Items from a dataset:
____

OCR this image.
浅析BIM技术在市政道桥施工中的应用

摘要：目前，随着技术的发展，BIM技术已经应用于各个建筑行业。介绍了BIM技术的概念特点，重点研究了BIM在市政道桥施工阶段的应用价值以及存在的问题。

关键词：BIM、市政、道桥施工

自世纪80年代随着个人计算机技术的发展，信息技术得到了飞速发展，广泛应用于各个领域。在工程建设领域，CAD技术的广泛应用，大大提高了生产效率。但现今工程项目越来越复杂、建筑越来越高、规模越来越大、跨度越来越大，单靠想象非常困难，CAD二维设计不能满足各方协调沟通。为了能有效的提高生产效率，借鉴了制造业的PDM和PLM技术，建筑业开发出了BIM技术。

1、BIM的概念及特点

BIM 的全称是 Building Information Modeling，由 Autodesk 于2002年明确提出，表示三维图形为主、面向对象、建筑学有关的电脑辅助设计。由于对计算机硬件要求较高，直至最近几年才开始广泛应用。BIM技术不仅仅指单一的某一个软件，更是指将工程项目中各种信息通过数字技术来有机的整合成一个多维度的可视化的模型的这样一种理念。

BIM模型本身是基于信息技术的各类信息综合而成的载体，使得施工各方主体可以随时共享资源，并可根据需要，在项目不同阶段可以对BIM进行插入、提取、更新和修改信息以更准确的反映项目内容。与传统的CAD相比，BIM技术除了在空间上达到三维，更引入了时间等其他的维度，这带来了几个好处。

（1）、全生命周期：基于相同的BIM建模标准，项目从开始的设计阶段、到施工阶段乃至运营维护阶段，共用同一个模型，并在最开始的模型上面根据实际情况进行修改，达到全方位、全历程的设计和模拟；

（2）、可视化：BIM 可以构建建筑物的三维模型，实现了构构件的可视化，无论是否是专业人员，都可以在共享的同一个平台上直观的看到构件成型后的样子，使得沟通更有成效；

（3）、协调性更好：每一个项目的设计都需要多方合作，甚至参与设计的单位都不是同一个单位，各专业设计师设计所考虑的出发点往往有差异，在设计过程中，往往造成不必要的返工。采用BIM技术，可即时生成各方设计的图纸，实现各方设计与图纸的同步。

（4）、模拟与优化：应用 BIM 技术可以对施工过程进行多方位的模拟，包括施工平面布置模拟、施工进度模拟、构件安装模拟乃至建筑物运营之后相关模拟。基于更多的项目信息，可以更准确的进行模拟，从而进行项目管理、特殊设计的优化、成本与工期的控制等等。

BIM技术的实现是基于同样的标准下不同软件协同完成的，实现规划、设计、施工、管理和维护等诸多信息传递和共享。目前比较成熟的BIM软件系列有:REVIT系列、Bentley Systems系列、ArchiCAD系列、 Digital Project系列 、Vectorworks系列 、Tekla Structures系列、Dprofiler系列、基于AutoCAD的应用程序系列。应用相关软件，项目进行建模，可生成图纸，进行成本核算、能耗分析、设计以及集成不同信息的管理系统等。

____

Challenge: Return each line of the records above exactly as it reads.

Solution:
OCR this image.
浅析BIM技术在市政道桥施工中的应用

摘要：目前，随着技术的发展，BIM技术已经应用于各个建筑行业。介绍了BIM技术的概念特点，重点研究了BIM在市政道桥施工阶段的应用价值以及存在的问题。

关键词：BIM、市政、道桥施工

自世纪80年代随着个人计算机技术的发展，信息技术得到了飞速发展，广泛应用于各个领域。在工程建设领域，CAD技术的广泛应用，大大提高了生产效率。但现今工程项目越来越复杂、建筑越来越高、规模越来越大、跨度越来越大，单靠想象非常困难，CAD二维设计不能满足各方协调沟通。为了能有效的提高生产效率，借鉴了制造业的PDM和PLM技术，建筑业开发出了BIM技术。

1、BIM的概念及特点

BIM 的全称是 Building Information Modeling，由 Autodesk 于2002年明确提出，表示三维图形为主、面向对象、建筑学有关的电脑辅助设计。由于对计算机硬件要求较高，直至最近几年才开始广泛应用。BIM技术不仅仅指单一的某一个软件，更是指将工程项目中各种信息通过数字技术来有机的整合成一个多维度的可视化的模型的这样一种理念。

BIM模型本身是基于信息技术的各类信息综合而成的载体，使得施工各方主体可以随时共享资源，并可根据需要，在项目不同阶段可以对BIM进行插入、提取、更新和修改信息以更准确的反映项目内容。与传统的CAD相比，BIM技术除了在空间上达到三维，更引入了时间等其他的维度，这带来了几个好处。

（1）、全生命周期：基于相同的BIM建模标准，项目从开始的设计阶段、到施工阶段乃至运营维护阶段，共用同一个模型，并在最开始的模型上面根据实际情况进行修改，达到全方位、全历程的设计和模拟；

（2）、可视化：BIM 可以构建建筑物的三维模型，实现了构构件的可视化，无论是否是专业人员，都可以在共享的同一个平台上直观的看到构件成型后的样子，使得沟通更有成效；

（3）、协调性更好：每一个项目的设计都需要多方合作，甚至参与设计的单位都不是同一个单位，各专业设计师设计所考虑的出发点往往有差异，在设计过程中，往往造成不必要的返工。采用BIM技术，可即时生成各方设计的图纸，实现各方设计与图纸的同步。

（4）、模拟与优化：应用 BIM 技术可以对施工过程进行多方位的模拟，包括施工平面布置模拟、施工进度模拟、构件安装模拟乃至建筑物运营之后相关模拟。基于更多的项目信息，可以更准确的进行模拟，从而进行项目管理、特殊设计的优化、成本与工期的控制等等。

BIM技术的实现是基于同样的标准下不同软件协同完成的，实现规划、设计、施工、管理和维护等诸多信息传递和共享。目前比较成熟的BIM软件系列有:REVIT系列、Bentley Systems系列、ArchiCAD系列、 Digital Project系列 、Vectorworks系列 、Tekla Structures系列、Dprofiler系列、基于AutoCAD的应用程序系列。应用相关软件，项目进行建模，可生成图纸，进行成本核算、能耗分析、设计以及集成不同信息的管理系统等。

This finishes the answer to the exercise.